_WHAT IS EXPECTED:_ Here are some entries; quote each one exactly.

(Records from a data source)
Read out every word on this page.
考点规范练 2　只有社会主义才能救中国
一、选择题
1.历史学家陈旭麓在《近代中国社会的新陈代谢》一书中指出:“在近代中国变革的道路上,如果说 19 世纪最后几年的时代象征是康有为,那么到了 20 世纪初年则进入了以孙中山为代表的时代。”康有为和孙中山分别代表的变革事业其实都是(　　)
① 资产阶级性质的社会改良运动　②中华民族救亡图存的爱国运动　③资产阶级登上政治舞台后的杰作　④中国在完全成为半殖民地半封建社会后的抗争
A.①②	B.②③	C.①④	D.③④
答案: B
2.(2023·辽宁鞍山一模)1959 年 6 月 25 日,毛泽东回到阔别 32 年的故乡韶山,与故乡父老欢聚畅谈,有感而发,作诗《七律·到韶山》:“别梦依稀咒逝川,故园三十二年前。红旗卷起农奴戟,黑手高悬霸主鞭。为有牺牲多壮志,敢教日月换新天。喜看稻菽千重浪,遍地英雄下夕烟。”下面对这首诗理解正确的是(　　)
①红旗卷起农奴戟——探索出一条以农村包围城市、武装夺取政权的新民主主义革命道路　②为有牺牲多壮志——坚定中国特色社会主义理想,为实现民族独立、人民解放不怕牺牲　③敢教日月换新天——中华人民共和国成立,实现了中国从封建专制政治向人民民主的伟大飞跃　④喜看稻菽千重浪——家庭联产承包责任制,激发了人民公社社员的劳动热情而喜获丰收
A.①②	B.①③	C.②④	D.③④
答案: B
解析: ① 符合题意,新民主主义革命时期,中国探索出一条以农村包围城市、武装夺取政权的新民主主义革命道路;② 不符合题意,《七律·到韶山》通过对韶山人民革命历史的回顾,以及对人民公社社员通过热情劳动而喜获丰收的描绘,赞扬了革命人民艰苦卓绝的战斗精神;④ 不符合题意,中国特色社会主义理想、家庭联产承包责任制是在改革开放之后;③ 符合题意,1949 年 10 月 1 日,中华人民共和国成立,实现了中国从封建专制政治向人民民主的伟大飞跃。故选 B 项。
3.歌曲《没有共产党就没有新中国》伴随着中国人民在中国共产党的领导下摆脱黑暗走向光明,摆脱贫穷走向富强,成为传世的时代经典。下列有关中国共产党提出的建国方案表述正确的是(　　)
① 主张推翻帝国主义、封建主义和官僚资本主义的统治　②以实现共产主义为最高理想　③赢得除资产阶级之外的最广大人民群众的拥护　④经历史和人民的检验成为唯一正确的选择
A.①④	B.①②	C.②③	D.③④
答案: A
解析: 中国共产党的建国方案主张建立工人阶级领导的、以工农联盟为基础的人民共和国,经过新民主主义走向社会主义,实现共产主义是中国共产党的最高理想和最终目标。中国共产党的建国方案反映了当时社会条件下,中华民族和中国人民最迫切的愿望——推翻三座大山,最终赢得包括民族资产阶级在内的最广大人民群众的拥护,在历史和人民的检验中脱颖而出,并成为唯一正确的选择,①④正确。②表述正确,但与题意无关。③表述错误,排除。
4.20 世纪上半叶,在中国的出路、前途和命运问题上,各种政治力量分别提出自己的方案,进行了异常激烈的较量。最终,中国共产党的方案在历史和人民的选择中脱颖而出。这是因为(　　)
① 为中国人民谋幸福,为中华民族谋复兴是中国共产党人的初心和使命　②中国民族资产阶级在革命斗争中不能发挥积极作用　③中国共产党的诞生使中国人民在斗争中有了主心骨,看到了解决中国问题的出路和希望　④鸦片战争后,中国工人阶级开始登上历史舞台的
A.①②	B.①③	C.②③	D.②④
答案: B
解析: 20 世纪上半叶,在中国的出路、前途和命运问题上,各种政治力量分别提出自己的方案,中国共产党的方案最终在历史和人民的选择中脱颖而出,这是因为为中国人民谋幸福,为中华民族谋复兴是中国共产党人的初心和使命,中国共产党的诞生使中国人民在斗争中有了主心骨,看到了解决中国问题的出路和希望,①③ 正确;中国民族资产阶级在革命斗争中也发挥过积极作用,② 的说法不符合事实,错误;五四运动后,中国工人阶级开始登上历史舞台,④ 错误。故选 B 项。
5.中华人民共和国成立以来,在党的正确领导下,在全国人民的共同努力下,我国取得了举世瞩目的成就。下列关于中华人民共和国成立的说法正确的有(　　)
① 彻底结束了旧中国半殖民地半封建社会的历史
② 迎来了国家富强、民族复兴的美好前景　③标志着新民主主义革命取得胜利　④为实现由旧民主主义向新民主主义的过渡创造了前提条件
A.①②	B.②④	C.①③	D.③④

_RESULT FOR THIS TASK:_
Read out every word on this page.
考点规范练 2　只有社会主义才能救中国
一、选择题
1.历史学家陈旭麓在《近代中国社会的新陈代谢》一书中指出:“在近代中国变革的道路上,如果说 19 世纪最后几年的时代象征是康有为,那么到了 20 世纪初年则进入了以孙中山为代表的时代。”康有为和孙中山分别代表的变革事业其实都是(　　)
① 资产阶级性质的社会改良运动　②中华民族救亡图存的爱国运动　③资产阶级登上政治舞台后的杰作　④中国在完全成为半殖民地半封建社会后的抗争
A.①②	B.②③	C.①④	D.③④
答案: B
2.(2023·辽宁鞍山一模)1959 年 6 月 25 日,毛泽东回到阔别 32 年的故乡韶山,与故乡父老欢聚畅谈,有感而发,作诗《七律·到韶山》:“别梦依稀咒逝川,故园三十二年前。红旗卷起农奴戟,黑手高悬霸主鞭。为有牺牲多壮志,敢教日月换新天。喜看稻菽千重浪,遍地英雄下夕烟。”下面对这首诗理解正确的是(　　)
①红旗卷起农奴戟——探索出一条以农村包围城市、武装夺取政权的新民主主义革命道路　②为有牺牲多壮志——坚定中国特色社会主义理想,为实现民族独立、人民解放不怕牺牲　③敢教日月换新天——中华人民共和国成立,实现了中国从封建专制政治向人民民主的伟大飞跃　④喜看稻菽千重浪——家庭联产承包责任制,激发了人民公社社员的劳动热情而喜获丰收
A.①②	B.①③	C.②④	D.③④
答案: B
解析: ① 符合题意,新民主主义革命时期,中国探索出一条以农村包围城市、武装夺取政权的新民主主义革命道路;② 不符合题意,《七律·到韶山》通过对韶山人民革命历史的回顾,以及对人民公社社员通过热情劳动而喜获丰收的描绘,赞扬了革命人民艰苦卓绝的战斗精神;④ 不符合题意,中国特色社会主义理想、家庭联产承包责任制是在改革开放之后;③ 符合题意,1949 年 10 月 1 日,中华人民共和国成立,实现了中国从封建专制政治向人民民主的伟大飞跃。故选 B 项。
3.歌曲《没有共产党就没有新中国》伴随着中国人民在中国共产党的领导下摆脱黑暗走向光明,摆脱贫穷走向富强,成为传世的时代经典。下列有关中国共产党提出的建国方案表述正确的是(　　)
① 主张推翻帝国主义、封建主义和官僚资本主义的统治　②以实现共产主义为最高理想　③赢得除资产阶级之外的最广大人民群众的拥护　④经历史和人民的检验成为唯一正确的选择
A.①④	B.①②	C.②③	D.③④
答案: A
解析: 中国共产党的建国方案主张建立工人阶级领导的、以工农联盟为基础的人民共和国,经过新民主主义走向社会主义,实现共产主义是中国共产党的最高理想和最终目标。中国共产党的建国方案反映了当时社会条件下,中华民族和中国人民最迫切的愿望——推翻三座大山,最终赢得包括民族资产阶级在内的最广大人民群众的拥护,在历史和人民的检验中脱颖而出,并成为唯一正确的选择,①④正确。②表述正确,但与题意无关。③表述错误,排除。
4.20 世纪上半叶,在中国的出路、前途和命运问题上,各种政治力量分别提出自己的方案,进行了异常激烈的较量。最终,中国共产党的方案在历史和人民的选择中脱颖而出。这是因为(　　)
① 为中国人民谋幸福,为中华民族谋复兴是中国共产党人的初心和使命　②中国民族资产阶级在革命斗争中不能发挥积极作用　③中国共产党的诞生使中国人民在斗争中有了主心骨,看到了解决中国问题的出路和希望　④鸦片战争后,中国工人阶级开始登上历史舞台的
A.①②	B.①③	C.②③	D.②④
答案: B
解析: 20 世纪上半叶,在中国的出路、前途和命运问题上,各种政治力量分别提出自己的方案,中国共产党的方案最终在历史和人民的选择中脱颖而出,这是因为为中国人民谋幸福,为中华民族谋复兴是中国共产党人的初心和使命,中国共产党的诞生使中国人民在斗争中有了主心骨,看到了解决中国问题的出路和希望,①③ 正确;中国民族资产阶级在革命斗争中也发挥过积极作用,② 的说法不符合事实,错误;五四运动后,中国工人阶级开始登上历史舞台,④ 错误。故选 B 项。
5.中华人民共和国成立以来,在党的正确领导下,在全国人民的共同努力下,我国取得了举世瞩目的成就。下列关于中华人民共和国成立的说法正确的有(　　)
① 彻底结束了旧中国半殖民地半封建社会的历史
② 迎来了国家富强、民族复兴的美好前景　③标志着新民主主义革命取得胜利　④为实现由旧民主主义向新民主主义的过渡创造了前提条件
A.①②	B.②④	C.①③	D.③④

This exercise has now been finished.